- **RECORDS SHOWN**:
------------------------------------------------------------------------

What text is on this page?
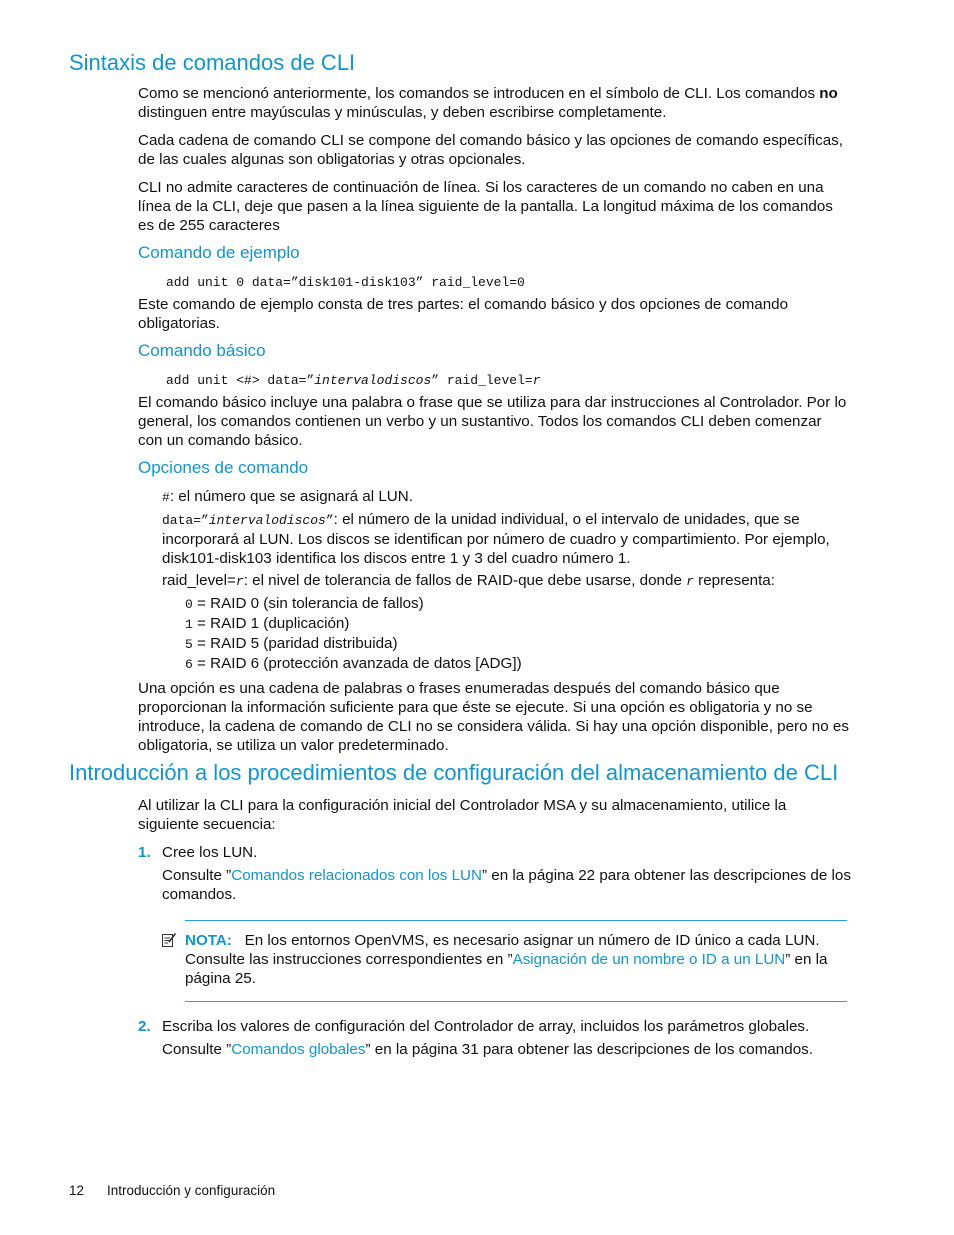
Sintaxis de comandos de CLI
Como se mencionó anteriormente, los comandos se introducen en el símbolo de CLI. Los comandos no distinguen entre mayúsculas y minúsculas, y deben escribirse completamente.
Cada cadena de comando CLI se compone del comando básico y las opciones de comando específicas, de las cuales algunas son obligatorias y otras opcionales.
CLI no admite caracteres de continuación de línea. Si los caracteres de un comando no caben en una línea de la CLI, deje que pasen a la línea siguiente de la pantalla. La longitud máxima de los comandos es de 255 caracteres
Comando de ejemplo
add unit 0 data=”disk101-disk103” raid_level=0
Este comando de ejemplo consta de tres partes: el comando básico y dos opciones de comando obligatorias.
Comando básico
add unit <#> data=”intervalodiscos” raid_level=r
El comando básico incluye una palabra o frase que se utiliza para dar instrucciones al Controlador. Por lo general, los comandos contienen un verbo y un sustantivo. Todos los comandos CLI deben comenzar con un comando básico.
Opciones de comando
#: el número que se asignará al LUN.
data=”intervalodiscos”: el número de la unidad individual, o el intervalo de unidades, que se incorporará al LUN. Los discos se identifican por número de cuadro y compartimiento. Por ejemplo, disk101-disk103 identifica los discos entre 1 y 3 del cuadro número 1.
raid_level=r: el nivel de tolerancia de fallos de RAID-que debe usarse, donde r representa:
0 = RAID 0 (sin tolerancia de fallos)
1 = RAID 1 (duplicación)
5 = RAID 5 (paridad distribuida)
6 = RAID 6 (protección avanzada de datos [ADG])
Una opción es una cadena de palabras o frases enumeradas después del comando básico que proporcionan la información suficiente para que éste se ejecute. Si una opción es obligatoria y no se introduce, la cadena de comando de CLI no se considera válida. Si hay una opción disponible, pero no es obligatoria, se utiliza un valor predeterminado.
Introducción a los procedimientos de configuración del almacenamiento de CLI
Al utilizar la CLI para la configuración inicial del Controlador MSA y su almacenamiento, utilice la siguiente secuencia:
1. Cree los LUN.
Consulte ”Comandos relacionados con los LUN” en la página 22 para obtener las descripciones de los comandos.
NOTA: En los entornos OpenVMS, es necesario asignar un número de ID único a cada LUN. Consulte las instrucciones correspondientes en ”Asignación de un nombre o ID a un LUN” en la página 25.
2. Escriba los valores de configuración del Controlador de array, incluidos los parámetros globales.
Consulte ”Comandos globales” en la página 31 para obtener las descripciones de los comandos.
12 Introducción y configuración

------------------------------------------------------------------------

- **AIM**: Filter the entries down to the lines containing "Controlador". Copy each of those lines.

- **EXERCISE RESPONSE**:
El comando básico incluye una palabra o frase que se utiliza para dar instrucciones al Controlador. Por lo general, los comandos contienen un verbo y un sustantivo. Todos los comandos CLI deben comenzar con un comando básico.
Al utilizar la CLI para la configuración inicial del Controlador MSA y su almacenamiento, utilice la siguiente secuencia:
2. Escriba los valores de configuración del Controlador de array, incluidos los parámetros globales.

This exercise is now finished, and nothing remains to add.